===== PROVIDED DATA =====

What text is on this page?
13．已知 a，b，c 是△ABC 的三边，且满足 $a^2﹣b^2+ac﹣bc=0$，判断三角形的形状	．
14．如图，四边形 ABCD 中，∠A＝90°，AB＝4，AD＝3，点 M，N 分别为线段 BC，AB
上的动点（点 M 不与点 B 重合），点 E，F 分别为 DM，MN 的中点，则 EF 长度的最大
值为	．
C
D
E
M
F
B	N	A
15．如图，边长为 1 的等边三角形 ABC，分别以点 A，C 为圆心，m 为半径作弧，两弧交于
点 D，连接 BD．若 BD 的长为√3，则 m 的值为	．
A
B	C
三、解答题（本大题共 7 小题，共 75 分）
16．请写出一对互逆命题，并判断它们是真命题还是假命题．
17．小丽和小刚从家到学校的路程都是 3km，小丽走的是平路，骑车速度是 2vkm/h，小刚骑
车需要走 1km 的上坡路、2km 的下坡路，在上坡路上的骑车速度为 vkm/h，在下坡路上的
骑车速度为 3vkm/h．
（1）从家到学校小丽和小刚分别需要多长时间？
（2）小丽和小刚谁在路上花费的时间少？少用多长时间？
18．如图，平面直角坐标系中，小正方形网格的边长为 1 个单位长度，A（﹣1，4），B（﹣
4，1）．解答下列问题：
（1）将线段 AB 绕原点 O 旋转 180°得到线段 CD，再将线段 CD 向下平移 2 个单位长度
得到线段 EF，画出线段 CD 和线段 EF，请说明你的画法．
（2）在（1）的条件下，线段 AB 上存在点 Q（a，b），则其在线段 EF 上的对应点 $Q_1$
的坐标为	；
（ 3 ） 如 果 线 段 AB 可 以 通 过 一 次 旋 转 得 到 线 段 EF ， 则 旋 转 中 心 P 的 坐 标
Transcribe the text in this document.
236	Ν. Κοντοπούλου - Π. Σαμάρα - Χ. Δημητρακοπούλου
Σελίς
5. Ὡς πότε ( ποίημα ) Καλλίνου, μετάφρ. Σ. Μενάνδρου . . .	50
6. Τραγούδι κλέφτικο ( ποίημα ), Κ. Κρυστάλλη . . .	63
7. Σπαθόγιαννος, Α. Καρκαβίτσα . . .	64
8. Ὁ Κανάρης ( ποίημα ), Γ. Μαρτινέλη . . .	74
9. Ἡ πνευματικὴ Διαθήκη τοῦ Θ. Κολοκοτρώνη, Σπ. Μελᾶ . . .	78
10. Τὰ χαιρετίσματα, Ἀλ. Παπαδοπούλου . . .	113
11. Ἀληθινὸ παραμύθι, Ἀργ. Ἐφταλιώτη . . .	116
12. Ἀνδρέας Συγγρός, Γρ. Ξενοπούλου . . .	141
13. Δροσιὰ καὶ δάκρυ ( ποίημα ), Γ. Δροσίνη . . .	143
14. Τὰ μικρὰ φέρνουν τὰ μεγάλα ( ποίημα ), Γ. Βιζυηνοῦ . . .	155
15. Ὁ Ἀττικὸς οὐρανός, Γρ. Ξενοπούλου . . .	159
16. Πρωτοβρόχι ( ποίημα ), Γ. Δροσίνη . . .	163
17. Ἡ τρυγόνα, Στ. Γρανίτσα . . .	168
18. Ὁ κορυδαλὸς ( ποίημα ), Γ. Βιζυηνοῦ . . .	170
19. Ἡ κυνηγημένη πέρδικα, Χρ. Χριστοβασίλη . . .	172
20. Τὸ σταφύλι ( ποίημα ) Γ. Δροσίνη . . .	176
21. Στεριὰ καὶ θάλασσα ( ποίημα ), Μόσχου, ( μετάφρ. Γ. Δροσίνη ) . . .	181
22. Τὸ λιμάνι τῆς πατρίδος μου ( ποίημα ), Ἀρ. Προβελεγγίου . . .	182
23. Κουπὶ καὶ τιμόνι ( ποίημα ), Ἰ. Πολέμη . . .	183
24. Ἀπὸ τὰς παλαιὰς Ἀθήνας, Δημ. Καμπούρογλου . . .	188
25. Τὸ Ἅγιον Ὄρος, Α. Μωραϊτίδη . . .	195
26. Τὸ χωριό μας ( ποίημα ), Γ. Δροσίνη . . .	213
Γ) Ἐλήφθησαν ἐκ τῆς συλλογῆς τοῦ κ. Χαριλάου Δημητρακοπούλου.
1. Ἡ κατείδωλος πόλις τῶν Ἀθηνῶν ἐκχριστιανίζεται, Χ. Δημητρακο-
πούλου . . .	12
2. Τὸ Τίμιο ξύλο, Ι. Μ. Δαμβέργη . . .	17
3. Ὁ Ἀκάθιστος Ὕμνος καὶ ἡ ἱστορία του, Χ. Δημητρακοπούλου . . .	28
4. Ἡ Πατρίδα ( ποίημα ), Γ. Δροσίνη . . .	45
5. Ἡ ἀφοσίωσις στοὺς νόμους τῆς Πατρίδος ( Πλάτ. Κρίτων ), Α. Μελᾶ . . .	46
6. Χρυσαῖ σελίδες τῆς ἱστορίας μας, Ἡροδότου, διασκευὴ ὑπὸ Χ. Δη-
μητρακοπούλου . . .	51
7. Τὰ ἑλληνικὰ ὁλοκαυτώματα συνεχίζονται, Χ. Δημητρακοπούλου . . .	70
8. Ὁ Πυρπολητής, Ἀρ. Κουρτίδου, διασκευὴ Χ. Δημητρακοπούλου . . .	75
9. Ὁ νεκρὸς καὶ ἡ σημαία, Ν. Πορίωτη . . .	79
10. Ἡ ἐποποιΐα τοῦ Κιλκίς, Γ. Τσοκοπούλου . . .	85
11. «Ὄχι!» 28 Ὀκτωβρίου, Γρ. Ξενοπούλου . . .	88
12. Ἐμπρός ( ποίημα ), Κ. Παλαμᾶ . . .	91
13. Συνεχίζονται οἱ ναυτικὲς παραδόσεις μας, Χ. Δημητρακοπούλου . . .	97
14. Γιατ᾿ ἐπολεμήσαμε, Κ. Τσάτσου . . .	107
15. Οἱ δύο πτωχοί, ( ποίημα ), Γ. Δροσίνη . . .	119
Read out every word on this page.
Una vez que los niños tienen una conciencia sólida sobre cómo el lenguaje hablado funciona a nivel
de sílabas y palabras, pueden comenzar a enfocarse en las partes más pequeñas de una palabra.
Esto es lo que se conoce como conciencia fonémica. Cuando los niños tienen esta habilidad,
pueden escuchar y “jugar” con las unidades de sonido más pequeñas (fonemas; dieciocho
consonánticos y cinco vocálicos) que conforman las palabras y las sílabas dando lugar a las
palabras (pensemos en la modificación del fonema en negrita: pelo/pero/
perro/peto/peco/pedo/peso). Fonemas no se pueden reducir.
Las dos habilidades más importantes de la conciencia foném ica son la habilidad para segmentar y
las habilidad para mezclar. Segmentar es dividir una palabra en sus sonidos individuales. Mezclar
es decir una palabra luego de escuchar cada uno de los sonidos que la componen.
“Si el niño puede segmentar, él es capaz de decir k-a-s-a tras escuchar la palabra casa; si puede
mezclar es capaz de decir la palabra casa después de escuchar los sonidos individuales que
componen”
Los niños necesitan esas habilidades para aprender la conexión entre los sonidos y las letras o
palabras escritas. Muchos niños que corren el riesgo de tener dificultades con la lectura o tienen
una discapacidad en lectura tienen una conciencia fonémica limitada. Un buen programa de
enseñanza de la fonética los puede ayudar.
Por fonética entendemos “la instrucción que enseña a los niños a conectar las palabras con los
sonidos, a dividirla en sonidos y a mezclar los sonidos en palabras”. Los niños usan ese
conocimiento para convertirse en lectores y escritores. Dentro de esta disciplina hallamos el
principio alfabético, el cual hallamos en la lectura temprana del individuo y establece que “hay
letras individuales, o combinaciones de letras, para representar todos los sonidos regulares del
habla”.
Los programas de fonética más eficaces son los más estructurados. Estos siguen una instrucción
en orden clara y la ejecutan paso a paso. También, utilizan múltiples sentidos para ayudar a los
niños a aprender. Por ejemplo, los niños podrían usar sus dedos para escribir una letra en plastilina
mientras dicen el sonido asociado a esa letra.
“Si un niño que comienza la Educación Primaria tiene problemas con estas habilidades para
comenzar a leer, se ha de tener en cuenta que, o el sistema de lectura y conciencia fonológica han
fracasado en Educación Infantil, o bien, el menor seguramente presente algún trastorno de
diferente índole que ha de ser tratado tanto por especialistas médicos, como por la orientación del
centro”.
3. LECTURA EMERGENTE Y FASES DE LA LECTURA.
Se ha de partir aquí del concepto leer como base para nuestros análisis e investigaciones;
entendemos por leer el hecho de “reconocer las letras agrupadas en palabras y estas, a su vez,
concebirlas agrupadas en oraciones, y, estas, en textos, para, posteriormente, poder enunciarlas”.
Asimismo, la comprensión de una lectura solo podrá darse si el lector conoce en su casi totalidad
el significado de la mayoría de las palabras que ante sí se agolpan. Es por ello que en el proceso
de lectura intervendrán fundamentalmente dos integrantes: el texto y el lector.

=====

_STATED TASK_
Go through the records. Copy each line where "letras" appears.

_COMPLETE ANSWER_
Los niños necesitan esas habilidades para aprender la conexión entre los sonidos y las letras o
letras individuales, o combinaciones de letras, para representar todos los sonidos regulares del
entendemos por leer el hecho de “reconocer las letras agrupadas en palabras y estas, a su vez,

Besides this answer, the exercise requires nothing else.